(YOUR GOAL):
Your task is to restate the data word for word.

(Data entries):
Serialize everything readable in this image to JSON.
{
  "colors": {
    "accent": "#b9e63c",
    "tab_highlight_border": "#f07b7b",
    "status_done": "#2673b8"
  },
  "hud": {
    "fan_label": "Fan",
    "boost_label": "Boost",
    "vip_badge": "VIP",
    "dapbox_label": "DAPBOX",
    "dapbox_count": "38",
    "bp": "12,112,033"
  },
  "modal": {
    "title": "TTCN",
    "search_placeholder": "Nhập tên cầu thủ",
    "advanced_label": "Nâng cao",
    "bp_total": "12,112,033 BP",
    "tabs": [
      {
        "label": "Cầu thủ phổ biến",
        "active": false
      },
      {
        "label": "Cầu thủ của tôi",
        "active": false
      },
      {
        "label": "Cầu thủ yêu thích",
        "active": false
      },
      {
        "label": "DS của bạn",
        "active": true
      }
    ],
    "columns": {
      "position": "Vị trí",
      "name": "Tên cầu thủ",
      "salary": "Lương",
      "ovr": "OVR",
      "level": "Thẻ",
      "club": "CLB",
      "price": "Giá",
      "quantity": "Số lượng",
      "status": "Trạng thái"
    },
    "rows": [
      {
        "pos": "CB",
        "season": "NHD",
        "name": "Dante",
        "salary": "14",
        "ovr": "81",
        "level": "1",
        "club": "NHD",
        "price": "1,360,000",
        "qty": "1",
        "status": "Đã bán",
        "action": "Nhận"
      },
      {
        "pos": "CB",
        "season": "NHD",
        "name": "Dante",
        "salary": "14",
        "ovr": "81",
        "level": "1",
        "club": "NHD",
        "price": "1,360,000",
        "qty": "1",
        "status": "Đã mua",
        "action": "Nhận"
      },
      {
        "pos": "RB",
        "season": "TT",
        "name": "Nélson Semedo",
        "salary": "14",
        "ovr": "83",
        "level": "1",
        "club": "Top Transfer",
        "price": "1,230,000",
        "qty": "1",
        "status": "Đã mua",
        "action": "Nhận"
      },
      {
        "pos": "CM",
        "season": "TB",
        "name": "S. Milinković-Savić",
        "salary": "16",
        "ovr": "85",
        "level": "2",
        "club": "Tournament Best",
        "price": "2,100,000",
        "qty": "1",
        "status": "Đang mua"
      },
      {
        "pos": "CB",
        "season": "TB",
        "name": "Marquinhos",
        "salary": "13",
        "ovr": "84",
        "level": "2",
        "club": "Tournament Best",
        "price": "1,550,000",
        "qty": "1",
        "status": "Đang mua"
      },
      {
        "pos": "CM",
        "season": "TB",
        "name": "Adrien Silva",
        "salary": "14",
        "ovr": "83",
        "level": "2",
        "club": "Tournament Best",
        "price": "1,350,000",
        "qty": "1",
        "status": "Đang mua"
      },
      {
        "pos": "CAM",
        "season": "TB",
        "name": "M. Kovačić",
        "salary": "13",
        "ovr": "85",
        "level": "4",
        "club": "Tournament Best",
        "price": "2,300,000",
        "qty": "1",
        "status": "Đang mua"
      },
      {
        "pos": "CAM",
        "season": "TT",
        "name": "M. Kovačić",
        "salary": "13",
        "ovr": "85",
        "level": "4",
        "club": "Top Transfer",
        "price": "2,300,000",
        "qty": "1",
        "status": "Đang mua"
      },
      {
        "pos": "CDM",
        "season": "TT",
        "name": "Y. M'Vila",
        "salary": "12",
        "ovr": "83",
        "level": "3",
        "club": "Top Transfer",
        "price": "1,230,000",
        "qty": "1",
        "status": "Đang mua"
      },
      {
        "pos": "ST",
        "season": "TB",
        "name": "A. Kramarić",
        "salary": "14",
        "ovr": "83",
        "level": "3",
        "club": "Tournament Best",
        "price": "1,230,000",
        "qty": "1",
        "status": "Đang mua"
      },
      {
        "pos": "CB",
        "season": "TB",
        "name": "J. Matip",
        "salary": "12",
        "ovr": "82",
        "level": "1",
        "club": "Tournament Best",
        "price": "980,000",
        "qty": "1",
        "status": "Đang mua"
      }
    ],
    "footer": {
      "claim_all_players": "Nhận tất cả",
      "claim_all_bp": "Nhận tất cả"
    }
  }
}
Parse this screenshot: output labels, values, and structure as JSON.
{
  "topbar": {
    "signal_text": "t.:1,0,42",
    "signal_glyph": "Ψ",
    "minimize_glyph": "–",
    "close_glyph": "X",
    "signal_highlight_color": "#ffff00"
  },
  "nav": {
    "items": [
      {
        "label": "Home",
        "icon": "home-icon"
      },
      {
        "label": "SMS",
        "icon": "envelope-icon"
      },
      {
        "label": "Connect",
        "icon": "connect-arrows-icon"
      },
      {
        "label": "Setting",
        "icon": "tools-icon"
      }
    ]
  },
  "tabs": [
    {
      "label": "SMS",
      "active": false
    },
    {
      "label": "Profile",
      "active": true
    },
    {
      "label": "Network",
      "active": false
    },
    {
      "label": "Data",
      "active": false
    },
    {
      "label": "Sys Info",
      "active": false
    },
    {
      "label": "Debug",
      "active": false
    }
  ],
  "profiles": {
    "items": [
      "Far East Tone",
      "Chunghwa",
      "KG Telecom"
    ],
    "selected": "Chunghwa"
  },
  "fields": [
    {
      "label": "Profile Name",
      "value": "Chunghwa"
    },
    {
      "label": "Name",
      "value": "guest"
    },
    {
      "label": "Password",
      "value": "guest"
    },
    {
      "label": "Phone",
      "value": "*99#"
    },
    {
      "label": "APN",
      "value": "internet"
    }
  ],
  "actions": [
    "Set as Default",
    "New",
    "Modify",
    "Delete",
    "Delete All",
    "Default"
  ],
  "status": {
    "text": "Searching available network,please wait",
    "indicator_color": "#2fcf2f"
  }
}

(WORKED SOLUTION):
Serialize everything readable in this image to JSON.
{
  "colors": {
    "accent": "#b9e63c",
    "tab_highlight_border": "#f07b7b",
    "status_done": "#2673b8"
  },
  "hud": {
    "fan_label": "Fan",
    "boost_label": "Boost",
    "vip_badge": "VIP",
    "dapbox_label": "DAPBOX",
    "dapbox_count": "38",
    "bp": "12,112,033"
  },
  "modal": {
    "title": "TTCN",
    "search_placeholder": "Nhập tên cầu thủ",
    "advanced_label": "Nâng cao",
    "bp_total": "12,112,033 BP",
    "tabs": [
      {
        "label": "Cầu thủ phổ biến",
        "active": false
      },
      {
        "label": "Cầu thủ của tôi",
        "active": false
      },
      {
        "label": "Cầu thủ yêu thích",
        "active": false
      },
      {
        "label": "DS của bạn",
        "active": true
      }
    ],
    "columns": {
      "position": "Vị trí",
      "name": "Tên cầu thủ",
      "salary": "Lương",
      "ovr": "OVR",
      "level": "Thẻ",
      "club": "CLB",
      "price": "Giá",
      "quantity": "Số lượng",
      "status": "Trạng thái"
    },
    "rows": [
      {
        "pos": "CB",
        "season": "NHD",
        "name": "Dante",
        "salary": "14",
        "ovr": "81",
        "level": "1",
        "club": "NHD",
        "price": "1,360,000",
        "qty": "1",
        "status": "Đã bán",
        "action": "Nhận"
      },
      {
        "pos": "CB",
        "season": "NHD",
        "name": "Dante",
        "salary": "14",
        "ovr": "81",
        "level": "1",
        "club": "NHD",
        "price": "1,360,000",
        "qty": "1",
        "status": "Đã mua",
        "action": "Nhận"
      },
      {
        "pos": "RB",
        "season": "TT",
        "name": "Nélson Semedo",
        "salary": "14",
        "ovr": "83",
        "level": "1",
        "club": "Top Transfer",
        "price": "1,230,000",
        "qty": "1",
        "status": "Đã mua",
        "action": "Nhận"
      },
      {
        "pos": "CM",
        "season": "TB",
        "name": "S. Milinković-Savić",
        "salary": "16",
        "ovr": "85",
        "level": "2",
        "club": "Tournament Best",
        "price": "2,100,000",
        "qty": "1",
        "status": "Đang mua"
      },
      {
        "pos": "CB",
        "season": "TB",
        "name": "Marquinhos",
        "salary": "13",
        "ovr": "84",
        "level": "2",
        "club": "Tournament Best",
        "price": "1,550,000",
        "qty": "1",
        "status": "Đang mua"
      },
      {
        "pos": "CM",
        "season": "TB",
        "name": "Adrien Silva",
        "salary": "14",
        "ovr": "83",
        "level": "2",
        "club": "Tournament Best",
        "price": "1,350,000",
        "qty": "1",
        "status": "Đang mua"
      },
      {
        "pos": "CAM",
        "season": "TB",
        "name": "M. Kovačić",
        "salary": "13",
        "ovr": "85",
        "level": "4",
        "club": "Tournament Best",
        "price": "2,300,000",
        "qty": "1",
        "status": "Đang mua"
      },
      {
        "pos": "CAM",
        "season": "TT",
        "name": "M. Kovačić",
        "salary": "13",
        "ovr": "85",
        "level": "4",
        "club": "Top Transfer",
        "price": "2,300,000",
        "qty": "1",
        "status": "Đang mua"
      },
      {
        "pos": "CDM",
        "season": "TT",
        "name": "Y. M'Vila",
        "salary": "12",
        "ovr": "83",
        "level": "3",
        "club": "Top Transfer",
        "price": "1,230,000",
        "qty": "1",
        "status": "Đang mua"
      },
      {
        "pos": "ST",
        "season": "TB",
        "name": "A. Kramarić",
        "salary": "14",
        "ovr": "83",
        "level": "3",
        "club": "Tournament Best",
        "price": "1,230,000",
        "qty": "1",
        "status": "Đang mua"
      },
      {
        "pos": "CB",
        "season": "TB",
        "name": "J. Matip",
        "salary": "12",
        "ovr": "82",
        "level": "1",
        "club": "Tournament Best",
        "price": "980,000",
        "qty": "1",
        "status": "Đang mua"
      }
    ],
    "footer": {
      "claim_all_players": "Nhận tất cả",
      "claim_all_bp": "Nhận tất cả"
    }
  }
}
Parse this screenshot: output labels, values, and structure as JSON.
{
  "topbar": {
    "signal_text": "t.:1,0,42",
    "signal_glyph": "Ψ",
    "minimize_glyph": "–",
    "close_glyph": "X",
    "signal_highlight_color": "#ffff00"
  },
  "nav": {
    "items": [
      {
        "label": "Home",
        "icon": "home-icon"
      },
      {
        "label": "SMS",
        "icon": "envelope-icon"
      },
      {
        "label": "Connect",
        "icon": "connect-arrows-icon"
      },
      {
        "label": "Setting",
        "icon": "tools-icon"
      }
    ]
  },
  "tabs": [
    {
      "label": "SMS",
      "active": false
    },
    {
      "label": "Profile",
      "active": true
    },
    {
      "label": "Network",
      "active": false
    },
    {
      "label": "Data",
      "active": false
    },
    {
      "label": "Sys Info",
      "active": false
    },
    {
      "label": "Debug",
      "active": false
    }
  ],
  "profiles": {
    "items": [
      "Far East Tone",
      "Chunghwa",
      "KG Telecom"
    ],
    "selected": "Chunghwa"
  },
  "fields": [
    {
      "label": "Profile Name",
      "value": "Chunghwa"
    },
    {
      "label": "Name",
      "value": "guest"
    },
    {
      "label": "Password",
      "value": "guest"
    },
    {
      "label": "Phone",
      "value": "*99#"
    },
    {
      "label": "APN",
      "value": "internet"
    }
  ],
  "actions": [
    "Set as Default",
    "New",
    "Modify",
    "Delete",
    "Delete All",
    "Default"
  ],
  "status": {
    "text": "Searching available network,please wait",
    "indicator_color": "#2fcf2f"
  }
}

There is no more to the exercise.